→ **Exercise brief**
Reproduce the listing below in its entirety. Change nothing.

[Stored data entries]
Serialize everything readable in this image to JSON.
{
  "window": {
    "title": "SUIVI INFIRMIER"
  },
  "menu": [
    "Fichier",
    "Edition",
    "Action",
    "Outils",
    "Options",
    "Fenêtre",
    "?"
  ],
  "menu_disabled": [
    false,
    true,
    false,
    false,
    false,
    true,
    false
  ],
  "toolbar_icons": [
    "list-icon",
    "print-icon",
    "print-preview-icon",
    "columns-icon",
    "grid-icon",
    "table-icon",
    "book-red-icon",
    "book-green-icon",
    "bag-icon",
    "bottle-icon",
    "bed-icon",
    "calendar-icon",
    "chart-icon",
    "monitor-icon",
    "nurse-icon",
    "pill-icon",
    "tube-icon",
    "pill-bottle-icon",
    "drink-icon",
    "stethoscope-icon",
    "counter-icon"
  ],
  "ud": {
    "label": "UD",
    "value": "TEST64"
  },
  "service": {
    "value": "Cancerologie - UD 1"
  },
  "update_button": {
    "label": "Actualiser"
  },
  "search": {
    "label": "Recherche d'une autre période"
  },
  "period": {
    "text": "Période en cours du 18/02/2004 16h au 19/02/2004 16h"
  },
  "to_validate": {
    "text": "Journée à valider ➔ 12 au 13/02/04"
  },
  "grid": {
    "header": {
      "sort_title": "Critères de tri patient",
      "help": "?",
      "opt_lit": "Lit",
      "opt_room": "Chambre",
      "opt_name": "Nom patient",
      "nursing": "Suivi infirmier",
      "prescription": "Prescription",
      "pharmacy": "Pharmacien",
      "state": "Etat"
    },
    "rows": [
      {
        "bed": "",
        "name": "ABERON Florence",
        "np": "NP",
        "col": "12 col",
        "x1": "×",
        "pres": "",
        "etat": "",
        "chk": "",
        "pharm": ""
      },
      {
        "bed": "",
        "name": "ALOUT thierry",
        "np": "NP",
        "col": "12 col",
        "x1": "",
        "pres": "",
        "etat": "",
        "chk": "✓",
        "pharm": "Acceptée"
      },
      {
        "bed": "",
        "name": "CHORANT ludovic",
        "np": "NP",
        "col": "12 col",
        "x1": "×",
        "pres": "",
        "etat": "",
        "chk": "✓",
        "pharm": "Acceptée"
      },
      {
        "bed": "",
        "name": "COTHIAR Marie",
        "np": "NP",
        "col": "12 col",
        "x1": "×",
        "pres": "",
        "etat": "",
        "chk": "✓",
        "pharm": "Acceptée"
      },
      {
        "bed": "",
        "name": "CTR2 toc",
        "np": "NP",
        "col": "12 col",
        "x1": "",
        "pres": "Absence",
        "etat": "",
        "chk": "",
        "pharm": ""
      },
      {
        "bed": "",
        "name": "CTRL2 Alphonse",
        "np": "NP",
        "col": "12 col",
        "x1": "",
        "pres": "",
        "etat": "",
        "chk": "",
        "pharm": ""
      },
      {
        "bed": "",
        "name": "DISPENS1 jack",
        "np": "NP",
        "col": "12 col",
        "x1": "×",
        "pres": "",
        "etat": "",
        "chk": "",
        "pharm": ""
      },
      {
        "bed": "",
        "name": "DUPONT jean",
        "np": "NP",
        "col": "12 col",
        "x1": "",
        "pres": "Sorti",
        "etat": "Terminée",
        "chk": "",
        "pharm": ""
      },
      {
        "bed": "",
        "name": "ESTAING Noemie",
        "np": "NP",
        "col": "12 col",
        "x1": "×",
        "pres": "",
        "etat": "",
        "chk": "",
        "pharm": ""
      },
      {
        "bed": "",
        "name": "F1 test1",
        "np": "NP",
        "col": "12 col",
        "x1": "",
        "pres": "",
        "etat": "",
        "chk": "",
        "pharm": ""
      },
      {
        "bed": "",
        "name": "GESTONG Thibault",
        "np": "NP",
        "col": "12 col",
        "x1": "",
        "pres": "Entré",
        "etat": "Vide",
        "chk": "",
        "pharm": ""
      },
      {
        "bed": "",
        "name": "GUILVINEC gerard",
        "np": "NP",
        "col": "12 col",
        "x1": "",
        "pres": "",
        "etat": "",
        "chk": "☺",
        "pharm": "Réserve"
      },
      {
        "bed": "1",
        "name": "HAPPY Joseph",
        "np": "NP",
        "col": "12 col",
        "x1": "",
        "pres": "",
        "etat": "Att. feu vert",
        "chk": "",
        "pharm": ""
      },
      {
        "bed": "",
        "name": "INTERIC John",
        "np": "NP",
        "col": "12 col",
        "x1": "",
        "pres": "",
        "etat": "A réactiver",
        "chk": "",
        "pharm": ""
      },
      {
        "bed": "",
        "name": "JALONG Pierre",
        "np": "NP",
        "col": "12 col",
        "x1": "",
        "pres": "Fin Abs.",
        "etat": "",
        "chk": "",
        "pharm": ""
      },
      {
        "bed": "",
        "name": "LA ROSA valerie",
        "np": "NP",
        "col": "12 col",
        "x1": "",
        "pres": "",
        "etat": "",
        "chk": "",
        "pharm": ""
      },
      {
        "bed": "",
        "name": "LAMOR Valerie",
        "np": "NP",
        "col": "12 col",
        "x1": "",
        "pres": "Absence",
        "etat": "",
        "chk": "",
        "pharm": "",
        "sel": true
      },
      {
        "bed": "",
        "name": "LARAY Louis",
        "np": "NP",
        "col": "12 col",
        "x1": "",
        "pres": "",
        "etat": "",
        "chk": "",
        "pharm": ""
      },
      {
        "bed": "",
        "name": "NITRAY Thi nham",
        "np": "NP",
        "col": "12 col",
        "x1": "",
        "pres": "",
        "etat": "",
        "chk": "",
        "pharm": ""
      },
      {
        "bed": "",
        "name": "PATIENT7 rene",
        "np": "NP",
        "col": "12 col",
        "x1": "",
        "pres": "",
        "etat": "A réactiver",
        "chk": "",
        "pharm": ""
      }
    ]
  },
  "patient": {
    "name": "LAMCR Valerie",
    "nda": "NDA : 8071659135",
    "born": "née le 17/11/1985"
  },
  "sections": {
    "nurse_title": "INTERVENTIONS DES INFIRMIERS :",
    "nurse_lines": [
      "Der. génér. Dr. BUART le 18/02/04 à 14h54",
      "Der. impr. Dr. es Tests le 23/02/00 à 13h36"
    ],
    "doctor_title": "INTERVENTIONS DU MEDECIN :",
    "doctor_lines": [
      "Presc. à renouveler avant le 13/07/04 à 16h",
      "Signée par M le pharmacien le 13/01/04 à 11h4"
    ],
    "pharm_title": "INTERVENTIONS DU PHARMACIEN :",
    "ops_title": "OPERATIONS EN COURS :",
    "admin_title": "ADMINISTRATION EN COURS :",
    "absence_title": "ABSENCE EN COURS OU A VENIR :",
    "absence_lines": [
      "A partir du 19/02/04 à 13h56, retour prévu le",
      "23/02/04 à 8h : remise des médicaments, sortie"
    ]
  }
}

→ **Output for this exercise**
Serialize everything readable in this image to JSON.
{
  "window": {
    "title": "SUIVI INFIRMIER"
  },
  "menu": [
    "Fichier",
    "Edition",
    "Action",
    "Outils",
    "Options",
    "Fenêtre",
    "?"
  ],
  "menu_disabled": [
    false,
    true,
    false,
    false,
    false,
    true,
    false
  ],
  "toolbar_icons": [
    "list-icon",
    "print-icon",
    "print-preview-icon",
    "columns-icon",
    "grid-icon",
    "table-icon",
    "book-red-icon",
    "book-green-icon",
    "bag-icon",
    "bottle-icon",
    "bed-icon",
    "calendar-icon",
    "chart-icon",
    "monitor-icon",
    "nurse-icon",
    "pill-icon",
    "tube-icon",
    "pill-bottle-icon",
    "drink-icon",
    "stethoscope-icon",
    "counter-icon"
  ],
  "ud": {
    "label": "UD",
    "value": "TEST64"
  },
  "service": {
    "value": "Cancerologie - UD 1"
  },
  "update_button": {
    "label": "Actualiser"
  },
  "search": {
    "label": "Recherche d'une autre période"
  },
  "period": {
    "text": "Période en cours du 18/02/2004 16h au 19/02/2004 16h"
  },
  "to_validate": {
    "text": "Journée à valider ➔ 12 au 13/02/04"
  },
  "grid": {
    "header": {
      "sort_title": "Critères de tri patient",
      "help": "?",
      "opt_lit": "Lit",
      "opt_room": "Chambre",
      "opt_name": "Nom patient",
      "nursing": "Suivi infirmier",
      "prescription": "Prescription",
      "pharmacy": "Pharmacien",
      "state": "Etat"
    },
    "rows": [
      {
        "bed": "",
        "name": "ABERON Florence",
        "np": "NP",
        "col": "12 col",
        "x1": "×",
        "pres": "",
        "etat": "",
        "chk": "",
        "pharm": ""
      },
      {
        "bed": "",
        "name": "ALOUT thierry",
        "np": "NP",
        "col": "12 col",
        "x1": "",
        "pres": "",
        "etat": "",
        "chk": "✓",
        "pharm": "Acceptée"
      },
      {
        "bed": "",
        "name": "CHORANT ludovic",
        "np": "NP",
        "col": "12 col",
        "x1": "×",
        "pres": "",
        "etat": "",
        "chk": "✓",
        "pharm": "Acceptée"
      },
      {
        "bed": "",
        "name": "COTHIAR Marie",
        "np": "NP",
        "col": "12 col",
        "x1": "×",
        "pres": "",
        "etat": "",
        "chk": "✓",
        "pharm": "Acceptée"
      },
      {
        "bed": "",
        "name": "CTR2 toc",
        "np": "NP",
        "col": "12 col",
        "x1": "",
        "pres": "Absence",
        "etat": "",
        "chk": "",
        "pharm": ""
      },
      {
        "bed": "",
        "name": "CTRL2 Alphonse",
        "np": "NP",
        "col": "12 col",
        "x1": "",
        "pres": "",
        "etat": "",
        "chk": "",
        "pharm": ""
      },
      {
        "bed": "",
        "name": "DISPENS1 jack",
        "np": "NP",
        "col": "12 col",
        "x1": "×",
        "pres": "",
        "etat": "",
        "chk": "",
        "pharm": ""
      },
      {
        "bed": "",
        "name": "DUPONT jean",
        "np": "NP",
        "col": "12 col",
        "x1": "",
        "pres": "Sorti",
        "etat": "Terminée",
        "chk": "",
        "pharm": ""
      },
      {
        "bed": "",
        "name": "ESTAING Noemie",
        "np": "NP",
        "col": "12 col",
        "x1": "×",
        "pres": "",
        "etat": "",
        "chk": "",
        "pharm": ""
      },
      {
        "bed": "",
        "name": "F1 test1",
        "np": "NP",
        "col": "12 col",
        "x1": "",
        "pres": "",
        "etat": "",
        "chk": "",
        "pharm": ""
      },
      {
        "bed": "",
        "name": "GESTONG Thibault",
        "np": "NP",
        "col": "12 col",
        "x1": "",
        "pres": "Entré",
        "etat": "Vide",
        "chk": "",
        "pharm": ""
      },
      {
        "bed": "",
        "name": "GUILVINEC gerard",
        "np": "NP",
        "col": "12 col",
        "x1": "",
        "pres": "",
        "etat": "",
        "chk": "☺",
        "pharm": "Réserve"
      },
      {
        "bed": "1",
        "name": "HAPPY Joseph",
        "np": "NP",
        "col": "12 col",
        "x1": "",
        "pres": "",
        "etat": "Att. feu vert",
        "chk": "",
        "pharm": ""
      },
      {
        "bed": "",
        "name": "INTERIC John",
        "np": "NP",
        "col": "12 col",
        "x1": "",
        "pres": "",
        "etat": "A réactiver",
        "chk": "",
        "pharm": ""
      },
      {
        "bed": "",
        "name": "JALONG Pierre",
        "np": "NP",
        "col": "12 col",
        "x1": "",
        "pres": "Fin Abs.",
        "etat": "",
        "chk": "",
        "pharm": ""
      },
      {
        "bed": "",
        "name": "LA ROSA valerie",
        "np": "NP",
        "col": "12 col",
        "x1": "",
        "pres": "",
        "etat": "",
        "chk": "",
        "pharm": ""
      },
      {
        "bed": "",
        "name": "LAMOR Valerie",
        "np": "NP",
        "col": "12 col",
        "x1": "",
        "pres": "Absence",
        "etat": "",
        "chk": "",
        "pharm": "",
        "sel": true
      },
      {
        "bed": "",
        "name": "LARAY Louis",
        "np": "NP",
        "col": "12 col",
        "x1": "",
        "pres": "",
        "etat": "",
        "chk": "",
        "pharm": ""
      },
      {
        "bed": "",
        "name": "NITRAY Thi nham",
        "np": "NP",
        "col": "12 col",
        "x1": "",
        "pres": "",
        "etat": "",
        "chk": "",
        "pharm": ""
      },
      {
        "bed": "",
        "name": "PATIENT7 rene",
        "np": "NP",
        "col": "12 col",
        "x1": "",
        "pres": "",
        "etat": "A réactiver",
        "chk": "",
        "pharm": ""
      }
    ]
  },
  "patient": {
    "name": "LAMCR Valerie",
    "nda": "NDA : 8071659135",
    "born": "née le 17/11/1985"
  },
  "sections": {
    "nurse_title": "INTERVENTIONS DES INFIRMIERS :",
    "nurse_lines": [
      "Der. génér. Dr. BUART le 18/02/04 à 14h54",
      "Der. impr. Dr. es Tests le 23/02/00 à 13h36"
    ],
    "doctor_title": "INTERVENTIONS DU MEDECIN :",
    "doctor_lines": [
      "Presc. à renouveler avant le 13/07/04 à 16h",
      "Signée par M le pharmacien le 13/01/04 à 11h4"
    ],
    "pharm_title": "INTERVENTIONS DU PHARMACIEN :",
    "ops_title": "OPERATIONS EN COURS :",
    "admin_title": "ADMINISTRATION EN COURS :",
    "absence_title": "ABSENCE EN COURS OU A VENIR :",
    "absence_lines": [
      "A partir du 19/02/04 à 13h56, retour prévu le",
      "23/02/04 à 8h : remise des médicaments, sortie"
    ]
  }
}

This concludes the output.